■ WHAT THIS TASK INVOLVES: Copy every line that holds "name".

● ● ● ●

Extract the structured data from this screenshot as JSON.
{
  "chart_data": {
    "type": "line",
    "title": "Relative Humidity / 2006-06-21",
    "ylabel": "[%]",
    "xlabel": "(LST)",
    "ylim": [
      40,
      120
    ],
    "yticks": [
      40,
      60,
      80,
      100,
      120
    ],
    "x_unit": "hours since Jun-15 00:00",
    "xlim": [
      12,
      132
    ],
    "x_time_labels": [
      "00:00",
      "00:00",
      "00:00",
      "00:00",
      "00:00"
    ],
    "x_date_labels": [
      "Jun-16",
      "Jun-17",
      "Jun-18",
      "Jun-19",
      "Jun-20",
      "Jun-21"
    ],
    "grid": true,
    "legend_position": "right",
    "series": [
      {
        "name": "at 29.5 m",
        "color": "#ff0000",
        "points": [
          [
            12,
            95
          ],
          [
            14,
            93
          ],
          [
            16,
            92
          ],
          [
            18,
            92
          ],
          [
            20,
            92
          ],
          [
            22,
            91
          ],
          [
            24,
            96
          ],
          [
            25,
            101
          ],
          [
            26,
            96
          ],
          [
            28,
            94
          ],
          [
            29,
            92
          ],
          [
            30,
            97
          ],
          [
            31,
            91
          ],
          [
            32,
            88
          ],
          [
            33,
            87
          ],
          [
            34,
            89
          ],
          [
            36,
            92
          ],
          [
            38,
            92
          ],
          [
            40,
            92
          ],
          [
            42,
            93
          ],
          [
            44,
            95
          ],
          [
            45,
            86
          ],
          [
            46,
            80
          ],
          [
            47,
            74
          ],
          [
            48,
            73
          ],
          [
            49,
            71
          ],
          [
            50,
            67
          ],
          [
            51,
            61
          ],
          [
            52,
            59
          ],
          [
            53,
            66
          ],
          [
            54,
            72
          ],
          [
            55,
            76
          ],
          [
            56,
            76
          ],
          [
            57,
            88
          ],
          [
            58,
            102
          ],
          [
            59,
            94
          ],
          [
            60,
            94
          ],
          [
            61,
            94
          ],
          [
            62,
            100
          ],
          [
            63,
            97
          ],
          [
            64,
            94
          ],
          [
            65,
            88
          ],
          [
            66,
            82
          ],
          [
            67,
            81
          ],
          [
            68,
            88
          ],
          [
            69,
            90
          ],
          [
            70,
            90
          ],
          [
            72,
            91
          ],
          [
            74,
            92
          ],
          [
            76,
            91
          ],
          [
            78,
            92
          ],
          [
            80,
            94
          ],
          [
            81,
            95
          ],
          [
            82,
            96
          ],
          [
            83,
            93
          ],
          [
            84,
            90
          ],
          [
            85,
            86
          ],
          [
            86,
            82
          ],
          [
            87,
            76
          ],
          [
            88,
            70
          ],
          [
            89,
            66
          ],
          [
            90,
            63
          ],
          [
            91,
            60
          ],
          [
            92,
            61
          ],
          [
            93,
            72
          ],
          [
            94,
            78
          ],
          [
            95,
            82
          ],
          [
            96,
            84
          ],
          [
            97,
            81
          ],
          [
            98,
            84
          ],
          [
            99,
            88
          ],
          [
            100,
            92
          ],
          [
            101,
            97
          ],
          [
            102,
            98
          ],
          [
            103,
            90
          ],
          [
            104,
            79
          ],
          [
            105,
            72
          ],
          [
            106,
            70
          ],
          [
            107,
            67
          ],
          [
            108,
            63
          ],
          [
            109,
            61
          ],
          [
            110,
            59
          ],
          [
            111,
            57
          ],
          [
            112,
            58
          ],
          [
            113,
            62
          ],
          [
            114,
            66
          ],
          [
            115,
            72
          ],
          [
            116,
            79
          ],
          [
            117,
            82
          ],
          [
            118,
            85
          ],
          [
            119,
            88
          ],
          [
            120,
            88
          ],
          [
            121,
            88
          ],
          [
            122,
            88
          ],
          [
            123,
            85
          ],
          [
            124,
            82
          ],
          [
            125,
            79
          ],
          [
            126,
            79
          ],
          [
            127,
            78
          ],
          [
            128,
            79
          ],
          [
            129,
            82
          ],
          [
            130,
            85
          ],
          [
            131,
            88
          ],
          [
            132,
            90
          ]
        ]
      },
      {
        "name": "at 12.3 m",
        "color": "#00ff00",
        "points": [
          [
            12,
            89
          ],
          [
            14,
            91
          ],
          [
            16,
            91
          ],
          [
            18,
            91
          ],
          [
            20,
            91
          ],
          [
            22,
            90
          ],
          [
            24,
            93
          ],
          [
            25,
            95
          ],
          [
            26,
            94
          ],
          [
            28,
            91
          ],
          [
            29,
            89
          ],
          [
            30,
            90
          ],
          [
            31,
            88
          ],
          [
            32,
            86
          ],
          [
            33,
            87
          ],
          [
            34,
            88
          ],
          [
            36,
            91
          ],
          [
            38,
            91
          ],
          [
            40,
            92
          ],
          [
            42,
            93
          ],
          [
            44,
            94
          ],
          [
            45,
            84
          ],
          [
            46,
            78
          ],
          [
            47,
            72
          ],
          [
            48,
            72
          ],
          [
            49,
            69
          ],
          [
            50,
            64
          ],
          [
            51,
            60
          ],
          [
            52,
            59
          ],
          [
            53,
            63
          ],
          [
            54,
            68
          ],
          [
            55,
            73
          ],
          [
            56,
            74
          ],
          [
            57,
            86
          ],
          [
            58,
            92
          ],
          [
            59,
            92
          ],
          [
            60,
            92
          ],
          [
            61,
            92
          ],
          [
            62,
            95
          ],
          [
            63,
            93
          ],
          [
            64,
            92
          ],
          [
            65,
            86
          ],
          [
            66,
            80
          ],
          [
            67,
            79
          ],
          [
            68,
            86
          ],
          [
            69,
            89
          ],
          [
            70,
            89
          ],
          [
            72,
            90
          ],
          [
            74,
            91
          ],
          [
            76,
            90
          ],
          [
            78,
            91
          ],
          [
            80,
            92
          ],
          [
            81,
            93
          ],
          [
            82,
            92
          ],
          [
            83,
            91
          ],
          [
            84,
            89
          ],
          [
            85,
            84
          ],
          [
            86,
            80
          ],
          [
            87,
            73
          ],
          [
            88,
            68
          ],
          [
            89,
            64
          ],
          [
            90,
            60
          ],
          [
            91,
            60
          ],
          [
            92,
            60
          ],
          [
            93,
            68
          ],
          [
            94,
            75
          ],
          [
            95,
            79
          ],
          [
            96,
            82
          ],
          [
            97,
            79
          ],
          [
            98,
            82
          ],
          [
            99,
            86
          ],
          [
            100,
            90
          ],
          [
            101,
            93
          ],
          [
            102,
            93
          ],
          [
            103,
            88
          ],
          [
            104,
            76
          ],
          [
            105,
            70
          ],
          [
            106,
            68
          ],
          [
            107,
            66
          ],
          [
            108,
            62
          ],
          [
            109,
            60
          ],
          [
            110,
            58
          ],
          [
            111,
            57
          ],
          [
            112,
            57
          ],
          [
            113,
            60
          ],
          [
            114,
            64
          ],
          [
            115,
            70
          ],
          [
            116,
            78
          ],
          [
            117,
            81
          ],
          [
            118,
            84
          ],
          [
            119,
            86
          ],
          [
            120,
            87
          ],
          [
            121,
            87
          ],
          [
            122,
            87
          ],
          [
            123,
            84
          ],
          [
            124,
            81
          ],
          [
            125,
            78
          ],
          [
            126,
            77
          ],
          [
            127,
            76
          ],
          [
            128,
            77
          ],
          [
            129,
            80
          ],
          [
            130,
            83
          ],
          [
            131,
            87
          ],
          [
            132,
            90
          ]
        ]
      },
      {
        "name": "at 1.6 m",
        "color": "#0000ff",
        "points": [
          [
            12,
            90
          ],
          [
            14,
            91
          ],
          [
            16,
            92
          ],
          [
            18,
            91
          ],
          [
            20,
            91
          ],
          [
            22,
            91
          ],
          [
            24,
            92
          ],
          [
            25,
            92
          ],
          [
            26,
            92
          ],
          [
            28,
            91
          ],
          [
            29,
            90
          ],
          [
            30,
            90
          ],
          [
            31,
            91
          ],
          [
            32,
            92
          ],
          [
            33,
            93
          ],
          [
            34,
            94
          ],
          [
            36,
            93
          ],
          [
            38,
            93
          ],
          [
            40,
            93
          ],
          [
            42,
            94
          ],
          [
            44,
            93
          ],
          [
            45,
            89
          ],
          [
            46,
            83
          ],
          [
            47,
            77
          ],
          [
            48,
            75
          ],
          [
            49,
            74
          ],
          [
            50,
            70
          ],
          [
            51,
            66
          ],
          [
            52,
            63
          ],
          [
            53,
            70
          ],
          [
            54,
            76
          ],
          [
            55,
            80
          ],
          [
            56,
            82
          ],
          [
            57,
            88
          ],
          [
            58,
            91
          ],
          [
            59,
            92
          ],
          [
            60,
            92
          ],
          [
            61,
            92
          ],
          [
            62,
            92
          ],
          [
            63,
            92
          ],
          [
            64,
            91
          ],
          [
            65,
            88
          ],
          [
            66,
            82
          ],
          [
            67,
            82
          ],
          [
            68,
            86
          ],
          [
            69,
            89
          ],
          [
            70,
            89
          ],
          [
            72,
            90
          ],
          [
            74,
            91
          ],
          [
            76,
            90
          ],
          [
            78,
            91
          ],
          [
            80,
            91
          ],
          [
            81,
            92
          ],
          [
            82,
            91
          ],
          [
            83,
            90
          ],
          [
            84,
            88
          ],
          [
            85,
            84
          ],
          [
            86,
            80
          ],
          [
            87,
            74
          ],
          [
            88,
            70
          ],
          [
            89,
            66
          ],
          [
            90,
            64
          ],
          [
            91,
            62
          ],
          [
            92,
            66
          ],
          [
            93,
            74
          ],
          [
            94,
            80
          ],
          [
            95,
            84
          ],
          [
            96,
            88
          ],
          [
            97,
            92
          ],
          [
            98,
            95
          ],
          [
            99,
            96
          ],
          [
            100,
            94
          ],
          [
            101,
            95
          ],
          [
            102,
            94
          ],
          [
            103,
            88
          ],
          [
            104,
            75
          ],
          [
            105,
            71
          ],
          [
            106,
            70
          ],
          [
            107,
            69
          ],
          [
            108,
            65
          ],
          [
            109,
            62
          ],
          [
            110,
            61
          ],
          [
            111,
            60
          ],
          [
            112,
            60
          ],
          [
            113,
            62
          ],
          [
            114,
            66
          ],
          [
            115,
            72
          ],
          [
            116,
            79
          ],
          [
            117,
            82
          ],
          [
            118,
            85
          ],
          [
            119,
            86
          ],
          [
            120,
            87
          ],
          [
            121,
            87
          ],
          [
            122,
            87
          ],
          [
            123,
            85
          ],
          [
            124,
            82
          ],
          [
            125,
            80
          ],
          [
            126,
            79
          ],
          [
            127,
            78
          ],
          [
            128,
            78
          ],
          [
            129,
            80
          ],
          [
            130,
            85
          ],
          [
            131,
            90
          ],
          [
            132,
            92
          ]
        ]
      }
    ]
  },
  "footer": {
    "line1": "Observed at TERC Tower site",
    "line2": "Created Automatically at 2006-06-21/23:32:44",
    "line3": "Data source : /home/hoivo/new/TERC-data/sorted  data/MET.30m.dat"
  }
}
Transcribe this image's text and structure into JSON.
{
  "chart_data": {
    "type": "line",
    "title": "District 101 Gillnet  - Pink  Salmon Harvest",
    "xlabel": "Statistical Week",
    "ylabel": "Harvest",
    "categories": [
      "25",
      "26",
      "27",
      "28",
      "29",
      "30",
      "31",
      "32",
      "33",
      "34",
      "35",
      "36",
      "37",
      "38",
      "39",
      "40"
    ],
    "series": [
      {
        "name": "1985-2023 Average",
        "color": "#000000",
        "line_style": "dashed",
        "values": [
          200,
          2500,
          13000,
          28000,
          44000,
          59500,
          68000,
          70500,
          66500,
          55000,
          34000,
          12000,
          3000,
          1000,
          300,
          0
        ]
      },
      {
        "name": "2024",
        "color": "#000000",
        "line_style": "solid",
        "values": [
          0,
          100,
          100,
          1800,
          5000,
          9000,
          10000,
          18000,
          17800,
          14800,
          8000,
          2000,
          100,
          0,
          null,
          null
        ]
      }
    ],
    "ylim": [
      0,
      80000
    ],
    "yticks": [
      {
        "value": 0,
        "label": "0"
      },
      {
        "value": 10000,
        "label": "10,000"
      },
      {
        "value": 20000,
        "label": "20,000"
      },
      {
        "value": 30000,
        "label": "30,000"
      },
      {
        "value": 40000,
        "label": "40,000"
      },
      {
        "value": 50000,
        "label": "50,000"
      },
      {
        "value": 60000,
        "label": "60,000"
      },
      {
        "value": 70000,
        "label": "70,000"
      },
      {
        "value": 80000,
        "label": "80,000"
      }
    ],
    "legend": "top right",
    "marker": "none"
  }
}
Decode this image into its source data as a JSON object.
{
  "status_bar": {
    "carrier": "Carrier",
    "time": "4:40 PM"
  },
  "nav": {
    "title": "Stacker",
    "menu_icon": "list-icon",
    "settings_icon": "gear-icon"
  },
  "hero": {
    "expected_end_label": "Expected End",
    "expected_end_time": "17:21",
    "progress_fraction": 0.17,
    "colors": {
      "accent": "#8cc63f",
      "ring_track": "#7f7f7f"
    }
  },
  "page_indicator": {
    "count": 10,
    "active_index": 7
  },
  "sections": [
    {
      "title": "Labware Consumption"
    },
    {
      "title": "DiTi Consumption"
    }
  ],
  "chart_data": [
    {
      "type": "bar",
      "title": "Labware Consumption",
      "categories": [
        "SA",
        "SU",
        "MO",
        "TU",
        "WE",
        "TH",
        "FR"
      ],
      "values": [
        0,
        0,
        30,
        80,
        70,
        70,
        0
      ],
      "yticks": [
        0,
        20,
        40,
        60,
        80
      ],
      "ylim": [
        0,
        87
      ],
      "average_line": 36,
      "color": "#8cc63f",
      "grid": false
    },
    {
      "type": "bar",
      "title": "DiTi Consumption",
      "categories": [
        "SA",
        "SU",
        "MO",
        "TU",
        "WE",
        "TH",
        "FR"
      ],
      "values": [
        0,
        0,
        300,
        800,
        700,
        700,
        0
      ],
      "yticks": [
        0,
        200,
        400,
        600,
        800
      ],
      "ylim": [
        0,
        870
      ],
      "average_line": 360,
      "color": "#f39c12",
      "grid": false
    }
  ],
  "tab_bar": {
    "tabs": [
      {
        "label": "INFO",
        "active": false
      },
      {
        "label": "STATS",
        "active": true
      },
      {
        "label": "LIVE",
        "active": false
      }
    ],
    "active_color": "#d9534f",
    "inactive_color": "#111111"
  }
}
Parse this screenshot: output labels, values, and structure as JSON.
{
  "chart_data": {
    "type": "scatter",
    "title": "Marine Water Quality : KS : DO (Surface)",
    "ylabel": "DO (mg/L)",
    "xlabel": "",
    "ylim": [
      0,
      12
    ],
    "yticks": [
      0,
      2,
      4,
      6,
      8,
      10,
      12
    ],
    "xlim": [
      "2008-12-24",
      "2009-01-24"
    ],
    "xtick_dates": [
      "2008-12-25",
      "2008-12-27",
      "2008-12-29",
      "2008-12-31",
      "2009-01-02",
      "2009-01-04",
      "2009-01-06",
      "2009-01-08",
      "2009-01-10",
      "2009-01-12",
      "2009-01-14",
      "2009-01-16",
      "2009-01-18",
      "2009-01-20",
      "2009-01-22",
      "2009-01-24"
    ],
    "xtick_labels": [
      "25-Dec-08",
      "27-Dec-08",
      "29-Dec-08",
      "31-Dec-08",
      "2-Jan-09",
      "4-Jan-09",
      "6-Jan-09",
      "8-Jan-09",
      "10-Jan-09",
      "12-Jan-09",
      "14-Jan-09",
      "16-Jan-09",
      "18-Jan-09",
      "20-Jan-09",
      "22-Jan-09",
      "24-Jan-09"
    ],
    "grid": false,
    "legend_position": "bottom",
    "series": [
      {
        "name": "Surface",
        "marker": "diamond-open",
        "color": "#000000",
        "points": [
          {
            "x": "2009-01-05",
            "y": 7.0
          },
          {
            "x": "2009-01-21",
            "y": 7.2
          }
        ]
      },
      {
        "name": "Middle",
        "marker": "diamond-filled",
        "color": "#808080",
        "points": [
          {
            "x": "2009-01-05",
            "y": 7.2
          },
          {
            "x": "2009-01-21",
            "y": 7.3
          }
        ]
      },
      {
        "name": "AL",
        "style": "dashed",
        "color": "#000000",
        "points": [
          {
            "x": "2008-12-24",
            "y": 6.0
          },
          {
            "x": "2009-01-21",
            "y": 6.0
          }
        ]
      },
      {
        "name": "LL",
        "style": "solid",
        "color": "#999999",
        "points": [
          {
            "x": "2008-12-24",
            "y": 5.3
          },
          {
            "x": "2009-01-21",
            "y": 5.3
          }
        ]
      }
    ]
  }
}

● ● ● ●

■ THE ANSWER:
        "name": "at 29.5 m",
        "name": "at 12.3 m",
        "name": "at 1.6 m",
        "name": "1985-2023 Average",
        "name": "2024",
        "name": "Surface",
        "name": "Middle",
        "name": "AL",
        "name": "LL",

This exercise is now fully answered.